--- Material provided ---

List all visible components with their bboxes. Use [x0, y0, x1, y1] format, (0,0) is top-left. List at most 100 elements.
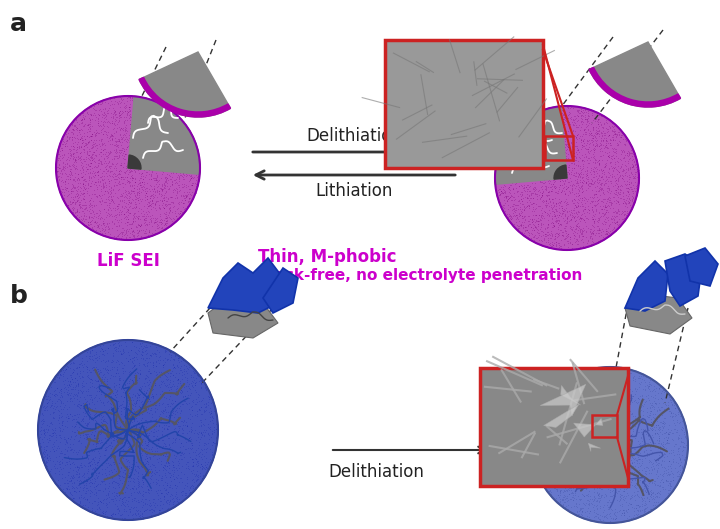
Point	[146, 468, 158, 476]
Point	[588, 153, 599, 161]
Point	[541, 224, 553, 232]
Point	[544, 183, 555, 191]
Text: crack-free, no electrolyte penetration: crack-free, no electrolyte penetration	[258, 268, 582, 283]
Point	[67, 483, 78, 491]
Point	[595, 121, 606, 129]
Point	[118, 514, 130, 522]
Point	[118, 336, 130, 344]
Point	[189, 165, 201, 174]
Point	[567, 441, 578, 450]
Point	[572, 212, 583, 221]
Point	[109, 199, 120, 207]
Point	[600, 142, 612, 151]
Point	[123, 377, 135, 385]
Point	[112, 141, 124, 149]
Point	[598, 515, 609, 524]
Point	[126, 93, 138, 101]
Point	[61, 362, 73, 370]
Point	[158, 143, 169, 151]
Point	[163, 380, 175, 388]
Point	[575, 384, 586, 392]
Point	[510, 157, 521, 166]
Point	[132, 463, 144, 471]
Point	[620, 456, 631, 464]
Point	[532, 220, 544, 229]
Point	[537, 172, 549, 180]
Point	[89, 412, 101, 420]
Point	[106, 140, 117, 149]
Point	[64, 145, 76, 153]
Point	[48, 375, 60, 384]
Point	[588, 216, 600, 225]
Point	[143, 226, 154, 234]
Point	[60, 484, 72, 492]
Point	[611, 449, 623, 457]
Point	[608, 226, 620, 235]
Point	[83, 151, 94, 159]
Point	[566, 186, 577, 195]
Point	[575, 424, 587, 432]
Point	[145, 135, 156, 144]
Point	[564, 414, 576, 423]
Point	[117, 388, 129, 396]
Point	[104, 405, 115, 413]
Point	[143, 432, 154, 441]
Point	[59, 140, 71, 149]
Point	[115, 134, 127, 143]
Point	[580, 179, 592, 187]
Point	[58, 370, 69, 378]
Point	[614, 404, 626, 413]
Point	[503, 209, 515, 218]
Point	[126, 155, 138, 163]
Point	[73, 399, 84, 408]
Point	[618, 148, 630, 156]
Point	[633, 459, 644, 467]
Point	[123, 493, 135, 501]
Point	[589, 201, 600, 209]
Point	[672, 472, 683, 480]
Point	[187, 367, 199, 375]
Point	[677, 445, 688, 454]
Point	[517, 142, 528, 151]
Point	[163, 199, 174, 208]
Point	[64, 378, 76, 386]
Point	[598, 492, 610, 501]
Point	[573, 196, 585, 205]
Point	[149, 191, 161, 199]
Point	[161, 158, 173, 166]
Point	[100, 197, 112, 206]
Point	[506, 166, 518, 175]
Point	[564, 217, 575, 225]
Point	[587, 196, 598, 205]
Point	[523, 234, 535, 243]
Point	[617, 406, 629, 414]
Point	[590, 433, 602, 441]
Point	[495, 198, 506, 207]
Point	[57, 405, 68, 414]
Point	[621, 187, 633, 195]
Point	[38, 427, 50, 435]
Point	[55, 167, 67, 176]
Point	[76, 184, 87, 193]
Point	[631, 487, 642, 496]
Point	[43, 422, 55, 430]
Point	[97, 178, 109, 187]
Point	[143, 506, 155, 514]
Point	[613, 507, 625, 515]
Point	[592, 442, 603, 450]
Point	[64, 172, 76, 181]
Point	[545, 471, 557, 479]
Point	[168, 142, 180, 151]
Point	[127, 379, 138, 387]
Point	[66, 472, 77, 480]
Point	[145, 212, 156, 220]
Point	[535, 442, 546, 451]
Point	[657, 471, 668, 479]
Point	[513, 147, 524, 156]
Point	[153, 196, 164, 205]
Point	[623, 427, 634, 435]
Point	[529, 164, 541, 172]
Point	[73, 487, 84, 495]
Point	[531, 111, 542, 119]
Point	[92, 433, 104, 442]
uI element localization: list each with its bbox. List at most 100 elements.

---

* [What is expected] Please copy every one of the records above line for line, omitting the pictures.

* [Solution for this problem]
List all visible components with their bboxes. Use [x0, y0, x1, y1] format, (0,0) is top-left. List at most 100 elements.
Point	[146, 468, 158, 476]
Point	[588, 153, 599, 161]
Point	[541, 224, 553, 232]
Point	[544, 183, 555, 191]
Text: crack-free, no electrolyte penetration: crack-free, no electrolyte penetration	[258, 268, 582, 283]
Point	[67, 483, 78, 491]
Point	[595, 121, 606, 129]
Point	[118, 514, 130, 522]
Point	[118, 336, 130, 344]
Point	[189, 165, 201, 174]
Point	[567, 441, 578, 450]
Point	[572, 212, 583, 221]
Point	[109, 199, 120, 207]
Point	[600, 142, 612, 151]
Point	[123, 377, 135, 385]
Point	[112, 141, 124, 149]
Point	[598, 515, 609, 524]
Point	[126, 93, 138, 101]
Point	[61, 362, 73, 370]
Point	[158, 143, 169, 151]
Point	[163, 380, 175, 388]
Point	[575, 384, 586, 392]
Point	[510, 157, 521, 166]
Point	[132, 463, 144, 471]
Point	[620, 456, 631, 464]
Point	[532, 220, 544, 229]
Point	[537, 172, 549, 180]
Point	[89, 412, 101, 420]
Point	[106, 140, 117, 149]
Point	[64, 145, 76, 153]
Point	[48, 375, 60, 384]
Point	[588, 216, 600, 225]
Point	[143, 226, 154, 234]
Point	[60, 484, 72, 492]
Point	[611, 449, 623, 457]
Point	[608, 226, 620, 235]
Point	[83, 151, 94, 159]
Point	[566, 186, 577, 195]
Point	[575, 424, 587, 432]
Point	[145, 135, 156, 144]
Point	[564, 414, 576, 423]
Point	[117, 388, 129, 396]
Point	[104, 405, 115, 413]
Point	[143, 432, 154, 441]
Point	[59, 140, 71, 149]
Point	[115, 134, 127, 143]
Point	[580, 179, 592, 187]
Point	[58, 370, 69, 378]
Point	[614, 404, 626, 413]
Point	[503, 209, 515, 218]
Point	[126, 155, 138, 163]
Point	[73, 399, 84, 408]
Point	[618, 148, 630, 156]
Point	[633, 459, 644, 467]
Point	[123, 493, 135, 501]
Point	[589, 201, 600, 209]
Point	[672, 472, 683, 480]
Point	[187, 367, 199, 375]
Point	[677, 445, 688, 454]
Point	[517, 142, 528, 151]
Point	[163, 199, 174, 208]
Point	[64, 378, 76, 386]
Point	[598, 492, 610, 501]
Point	[573, 196, 585, 205]
Point	[149, 191, 161, 199]
Point	[161, 158, 173, 166]
Point	[100, 197, 112, 206]
Point	[506, 166, 518, 175]
Point	[564, 217, 575, 225]
Point	[587, 196, 598, 205]
Point	[523, 234, 535, 243]
Point	[617, 406, 629, 414]
Point	[590, 433, 602, 441]
Point	[495, 198, 506, 207]
Point	[57, 405, 68, 414]
Point	[621, 187, 633, 195]
Point	[38, 427, 50, 435]
Point	[55, 167, 67, 176]
Point	[76, 184, 87, 193]
Point	[631, 487, 642, 496]
Point	[43, 422, 55, 430]
Point	[97, 178, 109, 187]
Point	[143, 506, 155, 514]
Point	[613, 507, 625, 515]
Point	[592, 442, 603, 450]
Point	[64, 172, 76, 181]
Point	[545, 471, 557, 479]
Point	[168, 142, 180, 151]
Point	[127, 379, 138, 387]
Point	[66, 472, 77, 480]
Point	[145, 212, 156, 220]
Point	[535, 442, 546, 451]
Point	[657, 471, 668, 479]
Point	[513, 147, 524, 156]
Point	[153, 196, 164, 205]
Point	[623, 427, 634, 435]
Point	[529, 164, 541, 172]
Point	[73, 487, 84, 495]
Point	[531, 111, 542, 119]
Point	[92, 433, 104, 442]
uI element localization: list each with its bbox. List at most 100 elements.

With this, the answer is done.